GIVEN DATA ▸
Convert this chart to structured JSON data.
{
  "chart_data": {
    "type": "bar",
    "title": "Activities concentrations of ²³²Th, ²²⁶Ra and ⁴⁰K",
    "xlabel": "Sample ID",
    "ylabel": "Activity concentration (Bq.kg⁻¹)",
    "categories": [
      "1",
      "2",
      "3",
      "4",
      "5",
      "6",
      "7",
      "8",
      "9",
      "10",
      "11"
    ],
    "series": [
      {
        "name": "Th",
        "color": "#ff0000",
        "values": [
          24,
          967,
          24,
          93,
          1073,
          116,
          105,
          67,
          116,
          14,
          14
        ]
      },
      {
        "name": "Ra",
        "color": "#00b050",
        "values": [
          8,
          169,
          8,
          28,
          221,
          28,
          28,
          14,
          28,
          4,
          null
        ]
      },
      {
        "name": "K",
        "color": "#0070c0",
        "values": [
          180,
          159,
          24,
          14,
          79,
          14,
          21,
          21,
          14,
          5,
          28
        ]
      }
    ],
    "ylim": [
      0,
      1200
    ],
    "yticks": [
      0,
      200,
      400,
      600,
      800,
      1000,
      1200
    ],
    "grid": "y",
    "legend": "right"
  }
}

--

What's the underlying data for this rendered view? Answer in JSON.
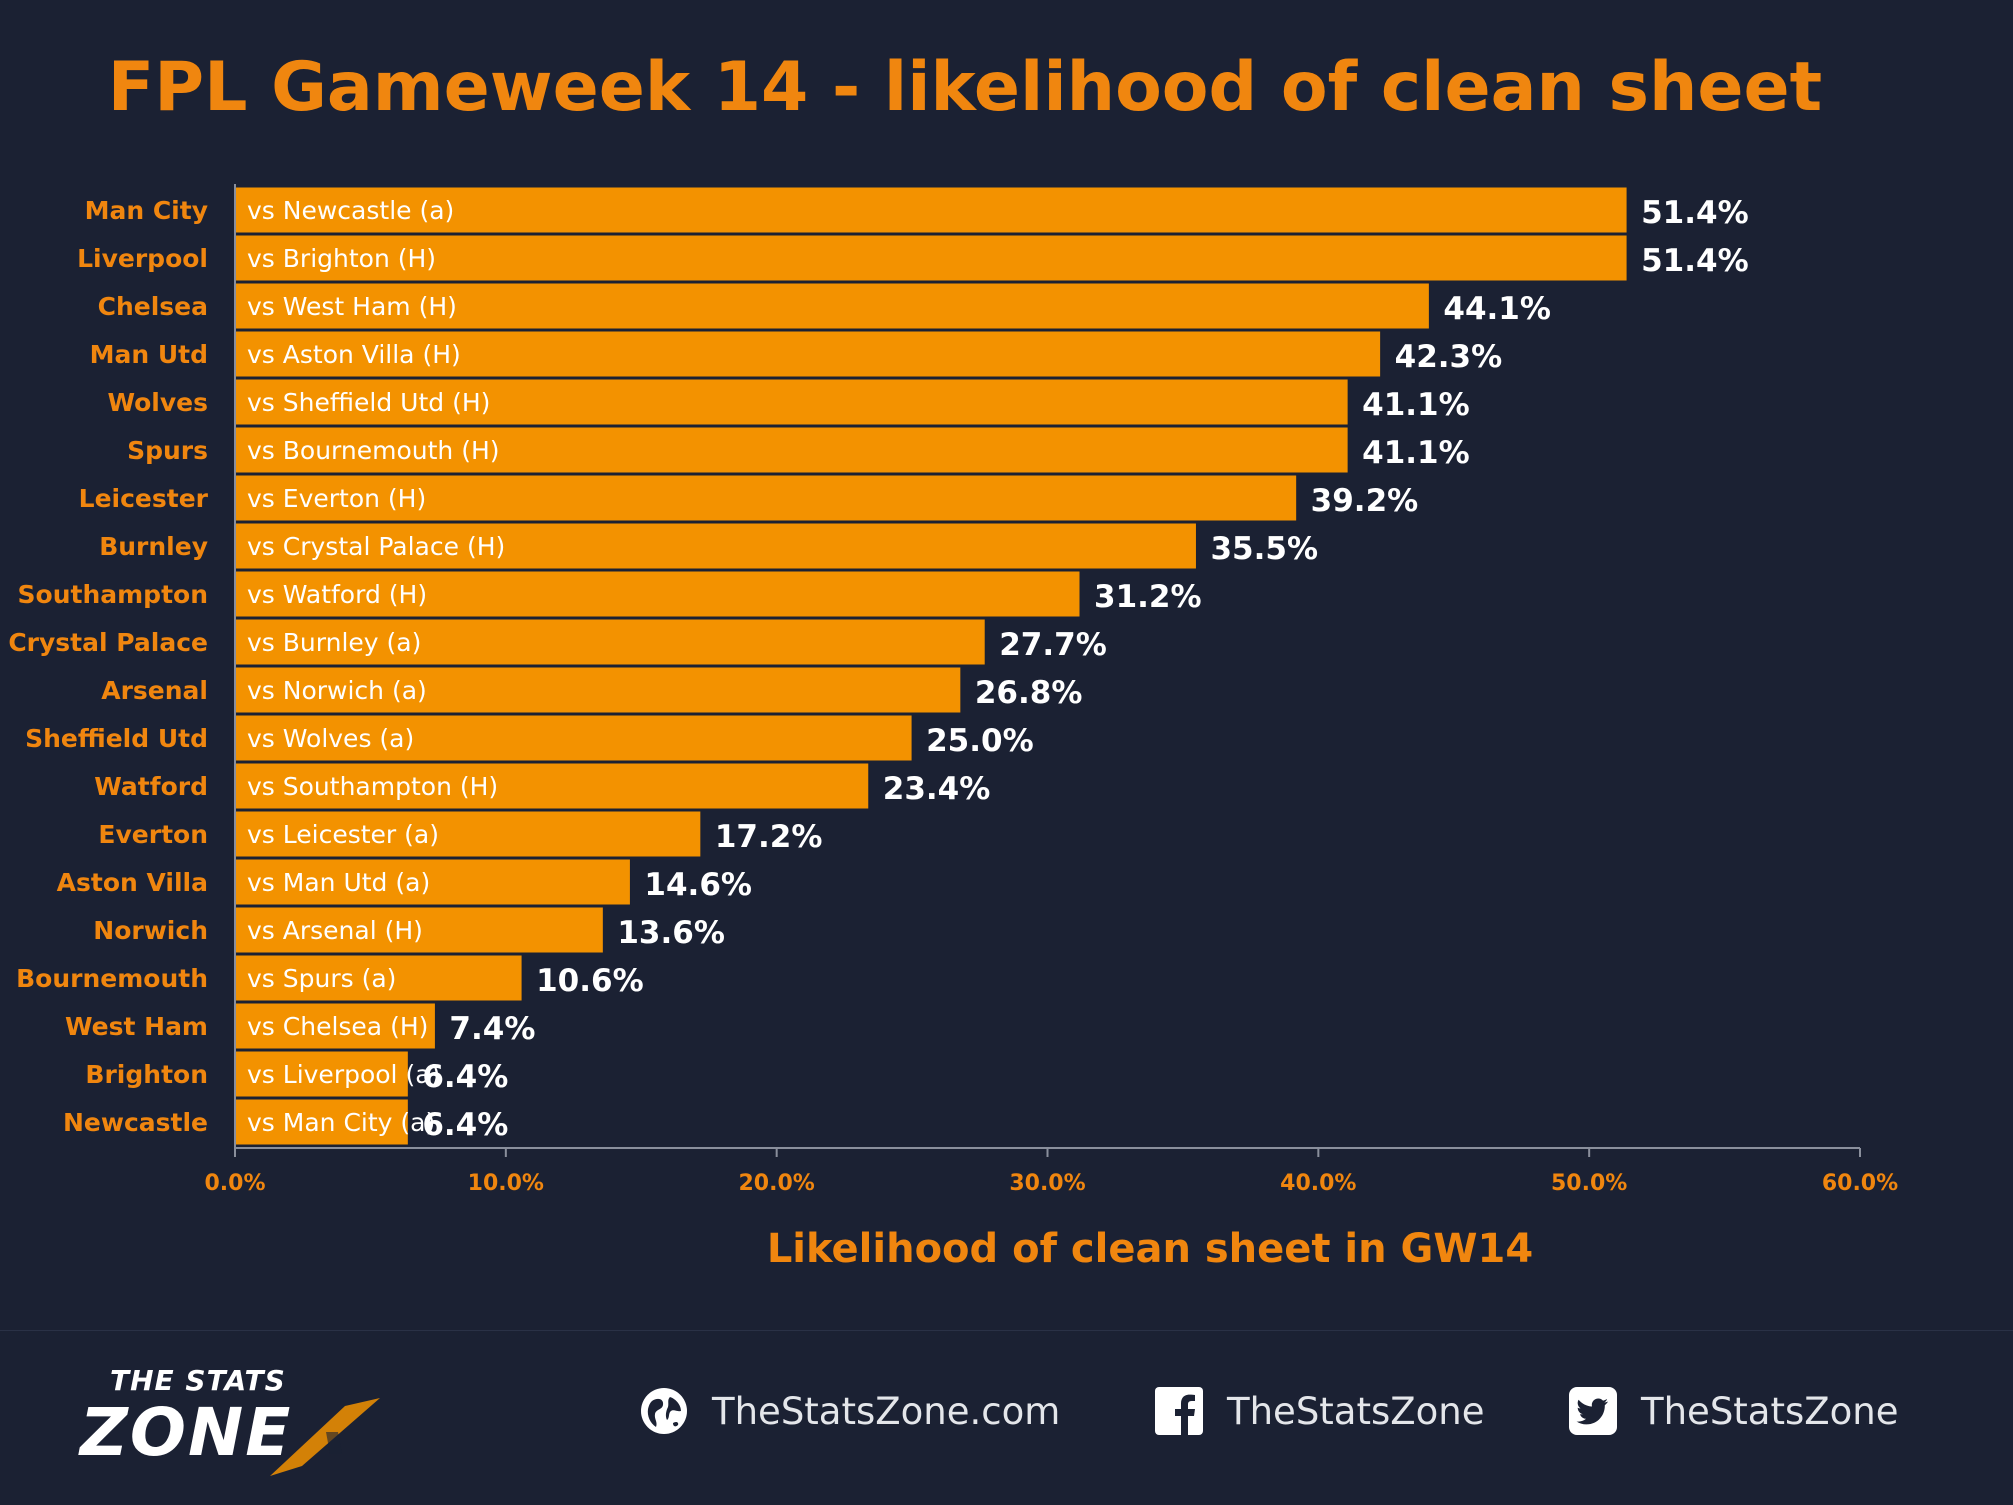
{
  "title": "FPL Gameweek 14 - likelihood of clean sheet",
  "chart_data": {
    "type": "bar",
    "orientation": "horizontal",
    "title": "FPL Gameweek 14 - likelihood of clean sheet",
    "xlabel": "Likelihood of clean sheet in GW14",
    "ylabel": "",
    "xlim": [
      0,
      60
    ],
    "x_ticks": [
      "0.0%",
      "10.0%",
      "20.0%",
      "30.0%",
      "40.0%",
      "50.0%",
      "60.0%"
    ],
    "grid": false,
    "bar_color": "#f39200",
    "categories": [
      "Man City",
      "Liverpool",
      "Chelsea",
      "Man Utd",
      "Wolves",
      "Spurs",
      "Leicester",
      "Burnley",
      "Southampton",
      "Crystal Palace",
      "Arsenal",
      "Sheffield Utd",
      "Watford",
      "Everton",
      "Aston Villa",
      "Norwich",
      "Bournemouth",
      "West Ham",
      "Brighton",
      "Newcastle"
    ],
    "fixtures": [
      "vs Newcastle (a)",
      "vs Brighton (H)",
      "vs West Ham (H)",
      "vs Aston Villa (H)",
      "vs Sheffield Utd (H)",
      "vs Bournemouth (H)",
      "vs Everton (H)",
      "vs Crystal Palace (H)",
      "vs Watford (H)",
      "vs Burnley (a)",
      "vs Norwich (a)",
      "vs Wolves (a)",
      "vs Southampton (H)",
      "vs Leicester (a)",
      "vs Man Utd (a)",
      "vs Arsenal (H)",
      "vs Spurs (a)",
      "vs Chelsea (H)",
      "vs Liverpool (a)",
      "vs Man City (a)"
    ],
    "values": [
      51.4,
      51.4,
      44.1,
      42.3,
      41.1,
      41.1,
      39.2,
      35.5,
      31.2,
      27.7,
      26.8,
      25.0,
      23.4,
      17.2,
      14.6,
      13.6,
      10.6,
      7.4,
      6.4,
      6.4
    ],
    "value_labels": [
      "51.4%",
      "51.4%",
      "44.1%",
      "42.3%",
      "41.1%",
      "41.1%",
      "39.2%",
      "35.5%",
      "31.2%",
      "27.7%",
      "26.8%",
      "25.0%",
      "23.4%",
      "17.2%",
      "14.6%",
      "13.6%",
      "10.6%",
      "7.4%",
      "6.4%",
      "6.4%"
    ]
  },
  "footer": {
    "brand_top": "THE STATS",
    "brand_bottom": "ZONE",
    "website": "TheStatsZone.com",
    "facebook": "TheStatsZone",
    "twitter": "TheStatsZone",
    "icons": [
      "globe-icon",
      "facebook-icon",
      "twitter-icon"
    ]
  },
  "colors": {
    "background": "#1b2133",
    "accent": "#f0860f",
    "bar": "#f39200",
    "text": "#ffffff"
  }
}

==

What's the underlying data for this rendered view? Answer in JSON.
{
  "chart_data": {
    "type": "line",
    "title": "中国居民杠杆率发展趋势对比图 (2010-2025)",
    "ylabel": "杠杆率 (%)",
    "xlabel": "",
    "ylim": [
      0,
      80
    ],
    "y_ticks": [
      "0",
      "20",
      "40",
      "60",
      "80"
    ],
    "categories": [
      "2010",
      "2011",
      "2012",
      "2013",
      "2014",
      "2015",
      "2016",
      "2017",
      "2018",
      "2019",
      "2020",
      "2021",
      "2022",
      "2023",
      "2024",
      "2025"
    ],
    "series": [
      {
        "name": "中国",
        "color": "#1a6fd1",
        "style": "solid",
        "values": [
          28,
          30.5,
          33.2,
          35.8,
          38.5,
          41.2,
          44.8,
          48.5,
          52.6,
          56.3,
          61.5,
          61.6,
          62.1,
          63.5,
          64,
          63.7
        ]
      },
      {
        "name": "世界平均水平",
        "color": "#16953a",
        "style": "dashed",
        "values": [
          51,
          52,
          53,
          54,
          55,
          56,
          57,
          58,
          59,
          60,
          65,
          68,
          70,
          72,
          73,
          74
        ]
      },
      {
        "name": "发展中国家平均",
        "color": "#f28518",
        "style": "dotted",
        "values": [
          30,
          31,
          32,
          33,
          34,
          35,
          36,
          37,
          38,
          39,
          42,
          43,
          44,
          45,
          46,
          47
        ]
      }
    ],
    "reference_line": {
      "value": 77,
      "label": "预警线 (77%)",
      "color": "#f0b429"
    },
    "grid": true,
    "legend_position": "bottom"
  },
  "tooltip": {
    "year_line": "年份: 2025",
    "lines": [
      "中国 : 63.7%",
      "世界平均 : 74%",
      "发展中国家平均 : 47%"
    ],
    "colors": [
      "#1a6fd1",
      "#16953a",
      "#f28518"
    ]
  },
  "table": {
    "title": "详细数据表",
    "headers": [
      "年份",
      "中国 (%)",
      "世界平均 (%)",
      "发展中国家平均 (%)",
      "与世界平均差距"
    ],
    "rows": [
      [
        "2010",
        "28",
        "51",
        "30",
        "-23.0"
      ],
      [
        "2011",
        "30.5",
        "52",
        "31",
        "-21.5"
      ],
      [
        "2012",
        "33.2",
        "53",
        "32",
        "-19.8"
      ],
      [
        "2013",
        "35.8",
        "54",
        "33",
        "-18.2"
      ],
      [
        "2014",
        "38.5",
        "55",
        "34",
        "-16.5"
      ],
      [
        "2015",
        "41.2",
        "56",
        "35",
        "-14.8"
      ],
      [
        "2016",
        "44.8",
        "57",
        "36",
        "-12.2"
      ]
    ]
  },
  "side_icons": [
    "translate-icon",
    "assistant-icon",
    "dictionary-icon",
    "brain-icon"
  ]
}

WRITTEN INSTRUCTION ▸
State how many lines in the records above contain the word "clean", and give only that number.

OUTPUT ▸
3